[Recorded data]
◆ ◆ ◆ ◆

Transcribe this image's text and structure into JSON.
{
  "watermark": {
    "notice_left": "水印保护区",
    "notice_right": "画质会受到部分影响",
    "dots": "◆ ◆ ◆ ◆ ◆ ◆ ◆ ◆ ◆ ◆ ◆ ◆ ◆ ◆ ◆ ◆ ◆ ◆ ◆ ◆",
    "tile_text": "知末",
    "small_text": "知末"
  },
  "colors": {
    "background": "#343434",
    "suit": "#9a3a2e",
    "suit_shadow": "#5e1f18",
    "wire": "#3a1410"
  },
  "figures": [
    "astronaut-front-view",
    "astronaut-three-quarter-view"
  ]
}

◆ ◆ ◆ ◆

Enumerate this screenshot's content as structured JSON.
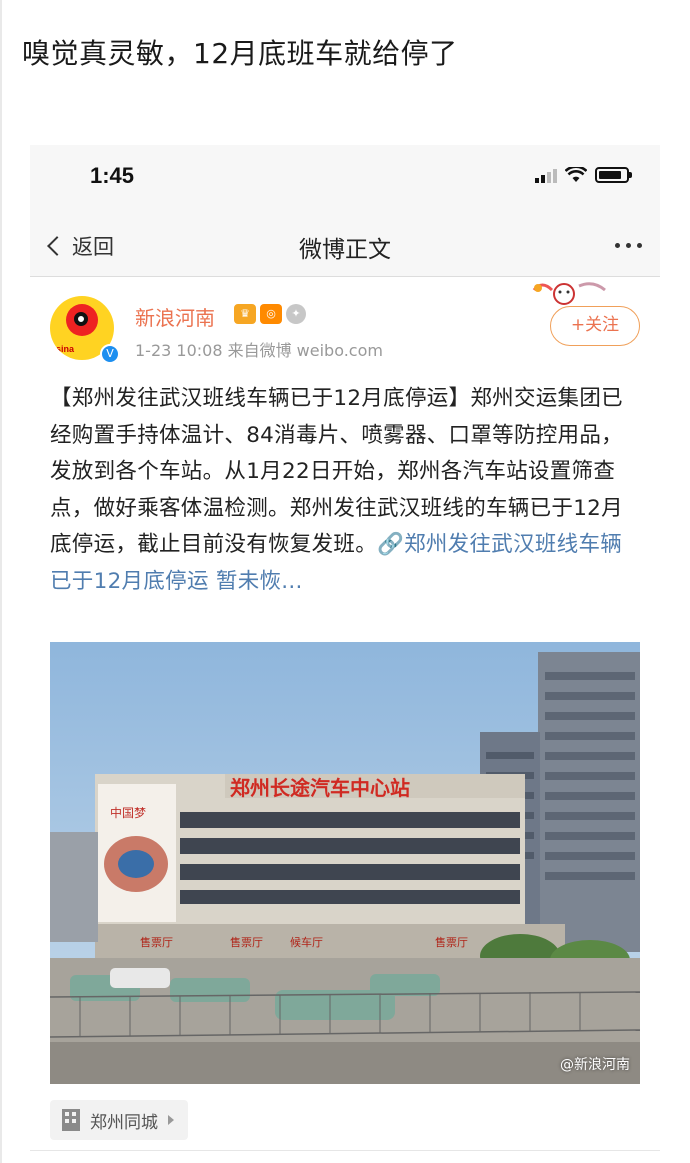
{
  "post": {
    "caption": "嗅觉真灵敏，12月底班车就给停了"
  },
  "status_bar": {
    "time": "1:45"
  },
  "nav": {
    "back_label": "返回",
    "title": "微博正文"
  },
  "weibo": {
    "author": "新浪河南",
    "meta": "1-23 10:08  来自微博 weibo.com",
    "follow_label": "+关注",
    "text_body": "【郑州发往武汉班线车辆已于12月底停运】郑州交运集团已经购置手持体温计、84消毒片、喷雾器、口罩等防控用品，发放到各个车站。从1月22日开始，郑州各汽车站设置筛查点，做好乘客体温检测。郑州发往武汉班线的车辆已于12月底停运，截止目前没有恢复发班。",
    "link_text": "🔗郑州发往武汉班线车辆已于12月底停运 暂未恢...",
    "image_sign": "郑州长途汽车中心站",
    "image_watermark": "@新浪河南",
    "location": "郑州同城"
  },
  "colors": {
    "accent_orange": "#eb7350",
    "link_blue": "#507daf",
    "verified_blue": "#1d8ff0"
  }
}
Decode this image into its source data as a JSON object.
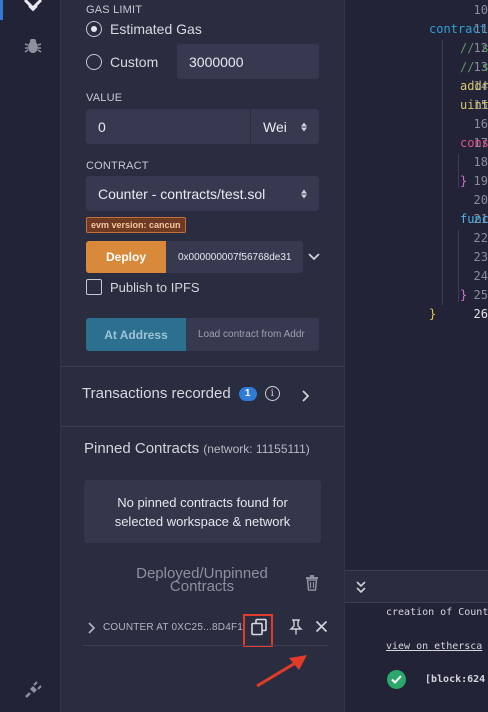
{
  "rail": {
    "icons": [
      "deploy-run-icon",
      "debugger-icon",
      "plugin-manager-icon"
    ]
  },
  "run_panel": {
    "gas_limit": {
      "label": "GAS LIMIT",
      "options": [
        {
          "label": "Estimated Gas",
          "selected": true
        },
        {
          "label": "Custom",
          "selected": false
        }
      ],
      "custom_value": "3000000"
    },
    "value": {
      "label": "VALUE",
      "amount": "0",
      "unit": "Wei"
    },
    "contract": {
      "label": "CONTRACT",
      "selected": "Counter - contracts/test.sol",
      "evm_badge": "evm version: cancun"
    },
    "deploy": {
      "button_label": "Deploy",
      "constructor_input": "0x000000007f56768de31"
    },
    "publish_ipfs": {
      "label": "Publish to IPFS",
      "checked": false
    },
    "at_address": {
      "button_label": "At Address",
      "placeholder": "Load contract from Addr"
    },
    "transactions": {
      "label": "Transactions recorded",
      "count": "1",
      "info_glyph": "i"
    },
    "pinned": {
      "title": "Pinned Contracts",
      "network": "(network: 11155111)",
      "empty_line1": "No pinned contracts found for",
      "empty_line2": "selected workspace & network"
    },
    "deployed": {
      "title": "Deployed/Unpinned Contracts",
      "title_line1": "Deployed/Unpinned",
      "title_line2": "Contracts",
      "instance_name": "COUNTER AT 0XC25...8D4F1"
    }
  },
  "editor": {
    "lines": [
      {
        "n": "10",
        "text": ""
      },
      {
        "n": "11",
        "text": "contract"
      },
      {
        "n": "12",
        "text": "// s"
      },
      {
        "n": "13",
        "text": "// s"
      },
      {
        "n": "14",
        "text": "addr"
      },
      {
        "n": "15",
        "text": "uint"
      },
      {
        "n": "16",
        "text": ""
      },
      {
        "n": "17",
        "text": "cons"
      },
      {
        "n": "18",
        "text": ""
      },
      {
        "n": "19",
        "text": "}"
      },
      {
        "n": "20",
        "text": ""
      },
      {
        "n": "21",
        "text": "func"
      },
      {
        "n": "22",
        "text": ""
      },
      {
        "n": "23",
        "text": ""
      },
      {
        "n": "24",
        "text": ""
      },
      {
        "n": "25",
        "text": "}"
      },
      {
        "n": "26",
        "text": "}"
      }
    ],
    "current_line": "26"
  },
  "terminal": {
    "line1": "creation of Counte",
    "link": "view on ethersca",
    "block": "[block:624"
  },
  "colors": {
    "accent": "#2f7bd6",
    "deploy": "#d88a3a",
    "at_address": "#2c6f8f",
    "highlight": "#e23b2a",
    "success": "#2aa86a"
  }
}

◆ ◆ ◆ ◆

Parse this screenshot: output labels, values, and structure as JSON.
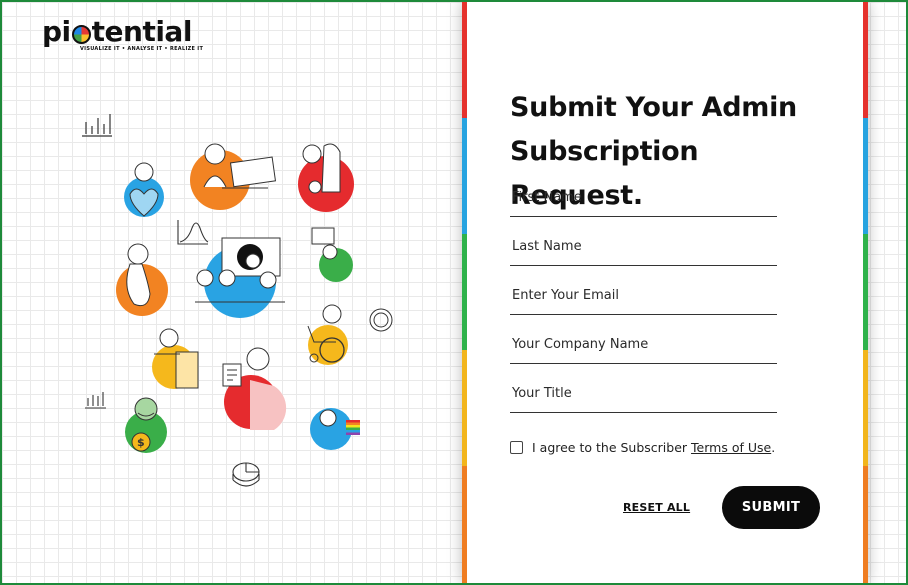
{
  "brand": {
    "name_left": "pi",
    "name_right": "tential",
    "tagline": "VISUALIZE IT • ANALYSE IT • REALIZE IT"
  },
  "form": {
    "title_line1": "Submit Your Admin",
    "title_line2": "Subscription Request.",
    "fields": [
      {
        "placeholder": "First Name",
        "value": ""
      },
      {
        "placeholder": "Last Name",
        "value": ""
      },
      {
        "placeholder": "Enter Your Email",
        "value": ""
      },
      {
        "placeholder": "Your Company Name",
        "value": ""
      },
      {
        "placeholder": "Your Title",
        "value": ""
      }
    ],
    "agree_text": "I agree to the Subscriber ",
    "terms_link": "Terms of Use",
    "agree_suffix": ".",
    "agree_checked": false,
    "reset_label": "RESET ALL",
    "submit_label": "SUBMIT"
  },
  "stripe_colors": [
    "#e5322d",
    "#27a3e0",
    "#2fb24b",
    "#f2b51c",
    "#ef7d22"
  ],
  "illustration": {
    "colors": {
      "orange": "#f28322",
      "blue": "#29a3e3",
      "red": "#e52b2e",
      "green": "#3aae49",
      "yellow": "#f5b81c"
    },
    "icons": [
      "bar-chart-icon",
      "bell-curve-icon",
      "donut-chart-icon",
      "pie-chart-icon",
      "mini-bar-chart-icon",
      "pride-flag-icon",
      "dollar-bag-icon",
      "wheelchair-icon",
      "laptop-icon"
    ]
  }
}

◆ ◆ ◆ ◆

*WHAT NEEDS TO BE DONE*.
Track down every line holding the string "Unpinned" and copy it.

*FULL OUTPUT*.
      "title": "Deployed/Unpinned Contracts",
      "title_line1": "Deployed/Unpinned",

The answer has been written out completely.